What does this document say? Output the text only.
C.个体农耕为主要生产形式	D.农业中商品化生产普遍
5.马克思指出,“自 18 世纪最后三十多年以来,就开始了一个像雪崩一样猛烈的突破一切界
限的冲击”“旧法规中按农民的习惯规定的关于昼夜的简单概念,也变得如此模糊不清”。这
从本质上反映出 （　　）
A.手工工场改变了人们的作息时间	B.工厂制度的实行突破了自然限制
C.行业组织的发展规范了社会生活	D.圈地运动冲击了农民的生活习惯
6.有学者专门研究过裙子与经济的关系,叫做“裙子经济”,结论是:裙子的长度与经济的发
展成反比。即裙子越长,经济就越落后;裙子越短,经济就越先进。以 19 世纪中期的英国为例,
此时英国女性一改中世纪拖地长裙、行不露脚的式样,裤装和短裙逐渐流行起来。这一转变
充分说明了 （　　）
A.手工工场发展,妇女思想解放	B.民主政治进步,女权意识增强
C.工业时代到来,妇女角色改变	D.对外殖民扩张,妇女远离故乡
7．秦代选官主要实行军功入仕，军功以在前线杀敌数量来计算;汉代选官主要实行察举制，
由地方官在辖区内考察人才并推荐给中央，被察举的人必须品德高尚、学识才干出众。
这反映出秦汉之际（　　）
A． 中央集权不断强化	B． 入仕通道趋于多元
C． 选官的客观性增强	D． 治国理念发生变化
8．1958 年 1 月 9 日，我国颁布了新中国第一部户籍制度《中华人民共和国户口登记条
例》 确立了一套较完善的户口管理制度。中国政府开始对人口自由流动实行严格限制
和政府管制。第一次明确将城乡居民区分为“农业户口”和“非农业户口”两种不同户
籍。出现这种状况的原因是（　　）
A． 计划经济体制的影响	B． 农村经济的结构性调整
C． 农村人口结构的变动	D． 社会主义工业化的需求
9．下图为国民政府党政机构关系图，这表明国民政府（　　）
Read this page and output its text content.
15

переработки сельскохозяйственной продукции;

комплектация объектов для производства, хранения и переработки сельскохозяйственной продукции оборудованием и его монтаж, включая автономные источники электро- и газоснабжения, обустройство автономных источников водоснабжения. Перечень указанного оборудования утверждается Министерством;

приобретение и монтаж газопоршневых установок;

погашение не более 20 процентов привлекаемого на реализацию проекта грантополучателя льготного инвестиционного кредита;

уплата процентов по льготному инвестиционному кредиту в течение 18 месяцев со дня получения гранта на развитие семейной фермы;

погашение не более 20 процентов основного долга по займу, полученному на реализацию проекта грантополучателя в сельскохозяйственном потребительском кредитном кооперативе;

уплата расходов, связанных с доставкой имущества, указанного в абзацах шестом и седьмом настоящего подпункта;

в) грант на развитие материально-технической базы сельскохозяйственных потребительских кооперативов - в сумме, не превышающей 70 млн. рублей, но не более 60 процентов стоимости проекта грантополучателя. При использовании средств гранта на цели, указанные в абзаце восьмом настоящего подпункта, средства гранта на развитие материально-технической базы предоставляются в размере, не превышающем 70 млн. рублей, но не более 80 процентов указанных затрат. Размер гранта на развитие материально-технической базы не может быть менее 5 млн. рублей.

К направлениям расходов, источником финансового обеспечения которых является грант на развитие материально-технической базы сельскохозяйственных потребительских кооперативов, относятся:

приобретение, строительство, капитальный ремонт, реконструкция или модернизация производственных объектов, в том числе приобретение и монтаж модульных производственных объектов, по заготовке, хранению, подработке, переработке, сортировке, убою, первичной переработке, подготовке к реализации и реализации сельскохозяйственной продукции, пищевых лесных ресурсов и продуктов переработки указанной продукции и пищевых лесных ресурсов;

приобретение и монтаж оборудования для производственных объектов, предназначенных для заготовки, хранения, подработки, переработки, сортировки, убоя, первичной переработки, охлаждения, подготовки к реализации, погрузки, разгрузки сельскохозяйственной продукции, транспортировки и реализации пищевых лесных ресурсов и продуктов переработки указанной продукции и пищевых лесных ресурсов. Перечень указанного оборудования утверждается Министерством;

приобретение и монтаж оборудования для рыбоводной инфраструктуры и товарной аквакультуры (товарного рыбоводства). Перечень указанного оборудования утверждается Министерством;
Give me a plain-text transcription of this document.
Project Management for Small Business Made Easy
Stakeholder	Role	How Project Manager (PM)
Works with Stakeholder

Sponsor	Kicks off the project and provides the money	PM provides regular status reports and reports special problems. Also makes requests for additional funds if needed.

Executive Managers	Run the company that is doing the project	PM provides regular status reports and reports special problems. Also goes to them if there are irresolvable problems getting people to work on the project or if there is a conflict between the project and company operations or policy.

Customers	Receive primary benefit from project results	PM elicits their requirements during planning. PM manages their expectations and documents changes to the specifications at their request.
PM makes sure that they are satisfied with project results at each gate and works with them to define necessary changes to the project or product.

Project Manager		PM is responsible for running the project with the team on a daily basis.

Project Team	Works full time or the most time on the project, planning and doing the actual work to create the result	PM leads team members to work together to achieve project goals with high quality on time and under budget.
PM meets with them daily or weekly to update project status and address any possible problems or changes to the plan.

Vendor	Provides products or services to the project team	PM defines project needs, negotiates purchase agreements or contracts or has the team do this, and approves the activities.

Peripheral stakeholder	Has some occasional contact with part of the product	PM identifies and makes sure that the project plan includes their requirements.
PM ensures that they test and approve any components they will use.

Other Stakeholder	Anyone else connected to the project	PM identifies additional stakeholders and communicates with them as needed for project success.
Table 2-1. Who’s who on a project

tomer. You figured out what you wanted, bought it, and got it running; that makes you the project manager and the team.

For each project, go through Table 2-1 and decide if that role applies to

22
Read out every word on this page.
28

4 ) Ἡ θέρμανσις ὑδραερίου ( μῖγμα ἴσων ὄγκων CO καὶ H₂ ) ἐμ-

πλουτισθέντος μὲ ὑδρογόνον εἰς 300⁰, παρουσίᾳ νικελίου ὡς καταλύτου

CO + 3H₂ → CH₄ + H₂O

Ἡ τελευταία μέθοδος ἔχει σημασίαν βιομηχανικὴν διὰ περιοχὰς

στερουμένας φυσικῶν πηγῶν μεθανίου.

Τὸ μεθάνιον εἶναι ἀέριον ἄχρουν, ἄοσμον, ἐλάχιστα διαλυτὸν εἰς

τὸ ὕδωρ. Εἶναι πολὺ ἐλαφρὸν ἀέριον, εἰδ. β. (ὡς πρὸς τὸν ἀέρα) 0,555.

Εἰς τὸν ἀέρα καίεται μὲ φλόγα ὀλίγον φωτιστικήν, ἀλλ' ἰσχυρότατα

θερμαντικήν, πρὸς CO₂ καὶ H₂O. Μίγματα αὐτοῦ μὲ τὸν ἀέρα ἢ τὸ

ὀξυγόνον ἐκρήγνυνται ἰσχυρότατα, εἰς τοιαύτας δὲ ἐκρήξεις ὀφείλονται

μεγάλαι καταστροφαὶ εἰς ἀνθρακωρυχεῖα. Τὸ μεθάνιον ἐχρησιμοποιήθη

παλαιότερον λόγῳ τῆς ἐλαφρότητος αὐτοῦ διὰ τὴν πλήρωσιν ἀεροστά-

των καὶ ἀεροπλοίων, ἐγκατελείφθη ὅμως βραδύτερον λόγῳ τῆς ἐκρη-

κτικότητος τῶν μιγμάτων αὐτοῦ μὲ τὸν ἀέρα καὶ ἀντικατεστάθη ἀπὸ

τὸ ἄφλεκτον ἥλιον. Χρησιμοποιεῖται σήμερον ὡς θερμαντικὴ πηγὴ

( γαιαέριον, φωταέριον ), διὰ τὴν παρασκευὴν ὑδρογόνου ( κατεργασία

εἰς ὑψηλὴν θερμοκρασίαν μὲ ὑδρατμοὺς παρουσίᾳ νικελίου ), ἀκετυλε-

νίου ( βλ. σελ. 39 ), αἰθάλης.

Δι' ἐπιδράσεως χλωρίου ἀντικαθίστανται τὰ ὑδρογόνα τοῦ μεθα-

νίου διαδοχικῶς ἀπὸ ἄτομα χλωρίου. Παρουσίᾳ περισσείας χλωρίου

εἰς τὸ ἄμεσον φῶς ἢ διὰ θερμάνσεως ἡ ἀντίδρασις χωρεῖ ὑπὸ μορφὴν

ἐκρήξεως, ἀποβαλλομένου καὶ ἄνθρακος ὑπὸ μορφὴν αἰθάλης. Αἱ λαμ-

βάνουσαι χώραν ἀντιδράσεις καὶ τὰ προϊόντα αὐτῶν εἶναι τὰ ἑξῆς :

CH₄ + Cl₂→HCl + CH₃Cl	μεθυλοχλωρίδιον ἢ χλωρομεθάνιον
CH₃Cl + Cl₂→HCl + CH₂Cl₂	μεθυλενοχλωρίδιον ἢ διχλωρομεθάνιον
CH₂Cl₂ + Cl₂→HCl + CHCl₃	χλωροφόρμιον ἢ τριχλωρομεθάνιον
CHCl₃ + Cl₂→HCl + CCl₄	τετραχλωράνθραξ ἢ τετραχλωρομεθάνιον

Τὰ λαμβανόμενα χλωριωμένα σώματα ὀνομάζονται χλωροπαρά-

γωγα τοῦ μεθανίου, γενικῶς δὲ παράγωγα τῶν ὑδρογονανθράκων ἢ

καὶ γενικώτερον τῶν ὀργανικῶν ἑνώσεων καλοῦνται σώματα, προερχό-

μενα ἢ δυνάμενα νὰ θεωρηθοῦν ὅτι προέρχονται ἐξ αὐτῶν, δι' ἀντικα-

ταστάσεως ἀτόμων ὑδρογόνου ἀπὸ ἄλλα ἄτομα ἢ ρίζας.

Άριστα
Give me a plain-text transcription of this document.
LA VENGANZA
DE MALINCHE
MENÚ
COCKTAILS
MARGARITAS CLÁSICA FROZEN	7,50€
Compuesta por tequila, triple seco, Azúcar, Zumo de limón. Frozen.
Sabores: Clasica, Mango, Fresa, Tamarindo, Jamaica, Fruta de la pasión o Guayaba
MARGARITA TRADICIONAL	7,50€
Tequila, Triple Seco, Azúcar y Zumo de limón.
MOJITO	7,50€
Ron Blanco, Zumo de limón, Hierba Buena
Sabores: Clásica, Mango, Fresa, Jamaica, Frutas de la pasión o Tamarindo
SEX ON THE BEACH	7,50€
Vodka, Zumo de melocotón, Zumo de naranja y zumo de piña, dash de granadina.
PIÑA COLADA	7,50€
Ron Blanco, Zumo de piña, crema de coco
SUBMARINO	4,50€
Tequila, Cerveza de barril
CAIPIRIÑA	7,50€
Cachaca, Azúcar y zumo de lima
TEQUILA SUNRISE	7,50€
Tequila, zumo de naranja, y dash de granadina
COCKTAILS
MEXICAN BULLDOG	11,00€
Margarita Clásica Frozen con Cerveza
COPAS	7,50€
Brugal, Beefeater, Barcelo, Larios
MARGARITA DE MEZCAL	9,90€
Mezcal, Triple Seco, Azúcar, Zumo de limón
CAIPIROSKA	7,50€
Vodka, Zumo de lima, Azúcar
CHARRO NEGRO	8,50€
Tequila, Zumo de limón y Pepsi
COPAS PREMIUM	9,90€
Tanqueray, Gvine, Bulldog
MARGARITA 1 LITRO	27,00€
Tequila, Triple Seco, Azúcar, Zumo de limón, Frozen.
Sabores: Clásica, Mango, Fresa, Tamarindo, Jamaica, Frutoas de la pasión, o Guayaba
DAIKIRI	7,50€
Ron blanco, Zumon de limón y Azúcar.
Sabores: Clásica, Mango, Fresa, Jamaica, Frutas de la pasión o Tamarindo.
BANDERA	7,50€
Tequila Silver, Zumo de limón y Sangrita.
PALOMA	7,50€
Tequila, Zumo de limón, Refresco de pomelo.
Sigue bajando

◆ **Directions for this task**:
Extract each line from the listing that holds the word "реализацию".

◆ **Final answer**:
погашение не более 20 процентов привлекаемого на реализацию проекта грантополучателя льготного инвестиционного кредита;
погашение не более 20 процентов основного долга по займу, полученному на реализацию проекта грантополучателя в сельскохозяйственном потребительском кредитном кооперативе;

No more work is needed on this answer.